• [Listed entries]
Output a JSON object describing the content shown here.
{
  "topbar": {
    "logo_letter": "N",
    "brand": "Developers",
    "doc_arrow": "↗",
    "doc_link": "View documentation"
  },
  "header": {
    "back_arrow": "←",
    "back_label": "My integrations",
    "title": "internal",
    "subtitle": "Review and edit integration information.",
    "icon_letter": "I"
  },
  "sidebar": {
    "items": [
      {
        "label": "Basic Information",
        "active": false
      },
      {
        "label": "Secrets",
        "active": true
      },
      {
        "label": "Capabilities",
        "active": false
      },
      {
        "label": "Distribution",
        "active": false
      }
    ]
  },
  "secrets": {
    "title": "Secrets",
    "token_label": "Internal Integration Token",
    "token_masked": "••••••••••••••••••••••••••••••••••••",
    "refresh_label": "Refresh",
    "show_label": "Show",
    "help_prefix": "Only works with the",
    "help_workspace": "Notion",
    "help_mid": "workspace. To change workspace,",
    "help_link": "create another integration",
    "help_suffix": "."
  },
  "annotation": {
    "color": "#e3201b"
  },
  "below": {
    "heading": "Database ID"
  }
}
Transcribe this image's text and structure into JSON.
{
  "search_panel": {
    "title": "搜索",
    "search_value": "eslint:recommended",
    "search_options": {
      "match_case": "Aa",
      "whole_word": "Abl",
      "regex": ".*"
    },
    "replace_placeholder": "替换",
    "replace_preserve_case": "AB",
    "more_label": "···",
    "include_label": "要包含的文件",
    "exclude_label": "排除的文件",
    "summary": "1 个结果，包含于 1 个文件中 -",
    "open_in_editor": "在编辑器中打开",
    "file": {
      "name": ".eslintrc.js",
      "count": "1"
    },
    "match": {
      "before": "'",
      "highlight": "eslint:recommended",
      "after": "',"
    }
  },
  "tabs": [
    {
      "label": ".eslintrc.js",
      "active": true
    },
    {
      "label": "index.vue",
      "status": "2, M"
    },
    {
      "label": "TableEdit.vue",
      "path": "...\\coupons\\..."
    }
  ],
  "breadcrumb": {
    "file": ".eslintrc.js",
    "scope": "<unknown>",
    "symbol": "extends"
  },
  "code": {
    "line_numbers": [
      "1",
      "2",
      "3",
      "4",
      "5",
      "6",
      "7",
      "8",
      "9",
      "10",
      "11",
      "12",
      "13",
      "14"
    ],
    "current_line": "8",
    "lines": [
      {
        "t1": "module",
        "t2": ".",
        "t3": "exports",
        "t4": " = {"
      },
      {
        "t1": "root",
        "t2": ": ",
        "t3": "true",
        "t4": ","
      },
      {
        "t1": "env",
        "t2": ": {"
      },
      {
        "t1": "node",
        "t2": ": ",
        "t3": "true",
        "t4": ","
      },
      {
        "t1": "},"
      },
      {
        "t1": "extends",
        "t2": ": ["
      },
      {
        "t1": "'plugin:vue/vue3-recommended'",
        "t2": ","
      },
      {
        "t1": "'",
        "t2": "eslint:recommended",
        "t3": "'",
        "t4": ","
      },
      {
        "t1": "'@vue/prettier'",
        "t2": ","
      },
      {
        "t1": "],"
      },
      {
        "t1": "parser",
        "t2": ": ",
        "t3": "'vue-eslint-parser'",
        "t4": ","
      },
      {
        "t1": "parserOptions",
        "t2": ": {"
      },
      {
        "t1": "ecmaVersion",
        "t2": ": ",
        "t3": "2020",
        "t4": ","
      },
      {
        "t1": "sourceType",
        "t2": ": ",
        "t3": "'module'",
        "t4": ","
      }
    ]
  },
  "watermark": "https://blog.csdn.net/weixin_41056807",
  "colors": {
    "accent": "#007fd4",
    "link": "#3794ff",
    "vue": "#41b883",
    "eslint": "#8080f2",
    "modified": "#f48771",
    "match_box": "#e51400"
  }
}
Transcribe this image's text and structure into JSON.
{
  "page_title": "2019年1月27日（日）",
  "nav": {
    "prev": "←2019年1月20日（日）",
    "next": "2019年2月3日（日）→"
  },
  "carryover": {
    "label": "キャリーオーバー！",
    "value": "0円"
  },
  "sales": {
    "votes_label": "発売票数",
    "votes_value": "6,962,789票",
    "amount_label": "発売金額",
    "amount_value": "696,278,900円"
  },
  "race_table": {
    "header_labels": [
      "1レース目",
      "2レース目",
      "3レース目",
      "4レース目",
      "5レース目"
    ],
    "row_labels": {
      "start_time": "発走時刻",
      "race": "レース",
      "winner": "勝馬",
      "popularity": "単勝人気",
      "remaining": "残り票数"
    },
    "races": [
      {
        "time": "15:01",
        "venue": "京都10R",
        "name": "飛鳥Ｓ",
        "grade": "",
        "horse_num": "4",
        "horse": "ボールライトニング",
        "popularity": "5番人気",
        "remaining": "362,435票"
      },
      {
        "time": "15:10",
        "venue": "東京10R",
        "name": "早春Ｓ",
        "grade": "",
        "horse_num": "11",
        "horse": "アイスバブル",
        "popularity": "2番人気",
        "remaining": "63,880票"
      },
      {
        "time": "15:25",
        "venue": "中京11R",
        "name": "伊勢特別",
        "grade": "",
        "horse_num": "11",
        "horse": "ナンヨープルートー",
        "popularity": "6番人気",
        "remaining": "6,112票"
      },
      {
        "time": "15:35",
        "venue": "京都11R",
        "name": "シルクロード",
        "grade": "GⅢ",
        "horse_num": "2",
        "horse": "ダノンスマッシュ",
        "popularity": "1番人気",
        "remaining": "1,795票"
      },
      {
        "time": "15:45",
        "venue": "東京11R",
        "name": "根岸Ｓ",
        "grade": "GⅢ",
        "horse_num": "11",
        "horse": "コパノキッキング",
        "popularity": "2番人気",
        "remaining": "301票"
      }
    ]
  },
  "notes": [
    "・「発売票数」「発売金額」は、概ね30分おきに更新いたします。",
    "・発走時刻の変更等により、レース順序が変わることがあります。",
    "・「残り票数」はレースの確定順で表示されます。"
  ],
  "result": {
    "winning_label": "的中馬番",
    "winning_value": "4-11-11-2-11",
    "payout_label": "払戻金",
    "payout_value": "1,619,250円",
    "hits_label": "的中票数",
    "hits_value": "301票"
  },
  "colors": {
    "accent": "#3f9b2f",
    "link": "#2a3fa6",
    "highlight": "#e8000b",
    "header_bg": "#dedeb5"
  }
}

• [The exercise]
Check each line of the data above for the word "recommended" and say how many lines contain it, giving nothing besides the number.

• [Written solution]
4